[Collection entries]
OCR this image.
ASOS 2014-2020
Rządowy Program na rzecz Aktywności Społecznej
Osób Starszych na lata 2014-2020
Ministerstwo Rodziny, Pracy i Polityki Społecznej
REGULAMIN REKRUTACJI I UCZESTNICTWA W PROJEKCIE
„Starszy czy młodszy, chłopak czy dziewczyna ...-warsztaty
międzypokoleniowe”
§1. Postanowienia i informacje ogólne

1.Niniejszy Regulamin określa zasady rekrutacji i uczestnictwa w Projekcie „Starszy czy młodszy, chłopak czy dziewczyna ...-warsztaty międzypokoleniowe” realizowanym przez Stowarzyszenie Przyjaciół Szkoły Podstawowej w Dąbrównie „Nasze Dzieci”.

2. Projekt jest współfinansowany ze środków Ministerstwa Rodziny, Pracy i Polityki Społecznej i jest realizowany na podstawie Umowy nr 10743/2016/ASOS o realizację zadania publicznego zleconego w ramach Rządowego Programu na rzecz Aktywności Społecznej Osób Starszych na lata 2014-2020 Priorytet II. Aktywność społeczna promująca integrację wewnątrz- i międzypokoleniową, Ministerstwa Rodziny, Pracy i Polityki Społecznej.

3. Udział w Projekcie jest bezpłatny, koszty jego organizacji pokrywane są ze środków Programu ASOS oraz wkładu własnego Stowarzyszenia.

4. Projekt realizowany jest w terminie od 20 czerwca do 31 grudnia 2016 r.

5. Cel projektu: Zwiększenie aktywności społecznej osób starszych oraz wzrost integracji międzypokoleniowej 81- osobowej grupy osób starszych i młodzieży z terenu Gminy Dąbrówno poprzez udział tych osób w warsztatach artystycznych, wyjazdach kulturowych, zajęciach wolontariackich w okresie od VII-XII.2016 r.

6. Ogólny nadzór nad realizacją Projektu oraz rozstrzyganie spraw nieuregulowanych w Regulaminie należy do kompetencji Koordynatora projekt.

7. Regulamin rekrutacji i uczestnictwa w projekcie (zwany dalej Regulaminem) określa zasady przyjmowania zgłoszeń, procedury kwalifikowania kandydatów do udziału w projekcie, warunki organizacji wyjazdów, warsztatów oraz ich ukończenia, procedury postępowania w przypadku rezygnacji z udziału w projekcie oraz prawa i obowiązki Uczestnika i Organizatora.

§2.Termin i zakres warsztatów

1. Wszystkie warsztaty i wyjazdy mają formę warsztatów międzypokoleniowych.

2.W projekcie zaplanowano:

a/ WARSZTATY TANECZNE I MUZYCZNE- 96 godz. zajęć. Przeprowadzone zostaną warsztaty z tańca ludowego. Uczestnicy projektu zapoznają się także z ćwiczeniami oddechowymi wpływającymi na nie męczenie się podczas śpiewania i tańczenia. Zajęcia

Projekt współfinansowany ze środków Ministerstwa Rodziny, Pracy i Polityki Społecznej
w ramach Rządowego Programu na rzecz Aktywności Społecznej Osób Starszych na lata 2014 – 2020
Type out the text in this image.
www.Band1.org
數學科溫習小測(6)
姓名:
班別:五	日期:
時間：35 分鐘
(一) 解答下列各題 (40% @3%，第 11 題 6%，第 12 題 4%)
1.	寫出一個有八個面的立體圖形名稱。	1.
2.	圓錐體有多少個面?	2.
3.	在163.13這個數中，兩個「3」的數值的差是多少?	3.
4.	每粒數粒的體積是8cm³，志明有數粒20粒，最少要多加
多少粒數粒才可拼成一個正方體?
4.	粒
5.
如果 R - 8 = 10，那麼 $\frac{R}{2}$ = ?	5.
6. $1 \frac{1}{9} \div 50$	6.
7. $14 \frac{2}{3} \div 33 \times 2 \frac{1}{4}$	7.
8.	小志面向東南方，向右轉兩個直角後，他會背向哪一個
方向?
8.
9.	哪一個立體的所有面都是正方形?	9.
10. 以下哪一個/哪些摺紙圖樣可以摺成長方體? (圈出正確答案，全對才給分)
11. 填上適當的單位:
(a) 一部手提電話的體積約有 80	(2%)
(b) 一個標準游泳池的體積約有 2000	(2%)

* [Problem description]
From the listing above, reproduce all the lines exactly.

* [Answer to this task]
OCR this image.
ASOS 2014-2020
Rządowy Program na rzecz Aktywności Społecznej
Osób Starszych na lata 2014-2020
Ministerstwo Rodziny, Pracy i Polityki Społecznej
REGULAMIN REKRUTACJI I UCZESTNICTWA W PROJEKCIE
„Starszy czy młodszy, chłopak czy dziewczyna ...-warsztaty
międzypokoleniowe”
§1. Postanowienia i informacje ogólne

1.Niniejszy Regulamin określa zasady rekrutacji i uczestnictwa w Projekcie „Starszy czy młodszy, chłopak czy dziewczyna ...-warsztaty międzypokoleniowe” realizowanym przez Stowarzyszenie Przyjaciół Szkoły Podstawowej w Dąbrównie „Nasze Dzieci”.

2. Projekt jest współfinansowany ze środków Ministerstwa Rodziny, Pracy i Polityki Społecznej i jest realizowany na podstawie Umowy nr 10743/2016/ASOS o realizację zadania publicznego zleconego w ramach Rządowego Programu na rzecz Aktywności Społecznej Osób Starszych na lata 2014-2020 Priorytet II. Aktywność społeczna promująca integrację wewnątrz- i międzypokoleniową, Ministerstwa Rodziny, Pracy i Polityki Społecznej.

3. Udział w Projekcie jest bezpłatny, koszty jego organizacji pokrywane są ze środków Programu ASOS oraz wkładu własnego Stowarzyszenia.

4. Projekt realizowany jest w terminie od 20 czerwca do 31 grudnia 2016 r.

5. Cel projektu: Zwiększenie aktywności społecznej osób starszych oraz wzrost integracji międzypokoleniowej 81- osobowej grupy osób starszych i młodzieży z terenu Gminy Dąbrówno poprzez udział tych osób w warsztatach artystycznych, wyjazdach kulturowych, zajęciach wolontariackich w okresie od VII-XII.2016 r.

6. Ogólny nadzór nad realizacją Projektu oraz rozstrzyganie spraw nieuregulowanych w Regulaminie należy do kompetencji Koordynatora projekt.

7. Regulamin rekrutacji i uczestnictwa w projekcie (zwany dalej Regulaminem) określa zasady przyjmowania zgłoszeń, procedury kwalifikowania kandydatów do udziału w projekcie, warunki organizacji wyjazdów, warsztatów oraz ich ukończenia, procedury postępowania w przypadku rezygnacji z udziału w projekcie oraz prawa i obowiązki Uczestnika i Organizatora.

§2.Termin i zakres warsztatów

1. Wszystkie warsztaty i wyjazdy mają formę warsztatów międzypokoleniowych.

2.W projekcie zaplanowano:

a/ WARSZTATY TANECZNE I MUZYCZNE- 96 godz. zajęć. Przeprowadzone zostaną warsztaty z tańca ludowego. Uczestnicy projektu zapoznają się także z ćwiczeniami oddechowymi wpływającymi na nie męczenie się podczas śpiewania i tańczenia. Zajęcia

Projekt współfinansowany ze środków Ministerstwa Rodziny, Pracy i Polityki Społecznej
w ramach Rządowego Programu na rzecz Aktywności Społecznej Osób Starszych na lata 2014 – 2020
Type out the text in this image.
www.Band1.org
數學科溫習小測(6)
姓名:
班別:五	日期:
時間：35 分鐘
(一) 解答下列各題 (40% @3%，第 11 題 6%，第 12 題 4%)
1.	寫出一個有八個面的立體圖形名稱。	1.
2.	圓錐體有多少個面?	2.
3.	在163.13這個數中，兩個「3」的數值的差是多少?	3.
4.	每粒數粒的體積是8cm³，志明有數粒20粒，最少要多加
多少粒數粒才可拼成一個正方體?
4.	粒
5.
如果 R - 8 = 10，那麼 $\frac{R}{2}$ = ?	5.
6. $1 \frac{1}{9} \div 50$	6.
7. $14 \frac{2}{3} \div 33 \times 2 \frac{1}{4}$	7.
8.	小志面向東南方，向右轉兩個直角後，他會背向哪一個
方向?
8.
9.	哪一個立體的所有面都是正方形?	9.
10. 以下哪一個/哪些摺紙圖樣可以摺成長方體? (圈出正確答案，全對才給分)
11. 填上適當的單位:
(a) 一部手提電話的體積約有 80	(2%)
(b) 一個標準游泳池的體積約有 2000	(2%)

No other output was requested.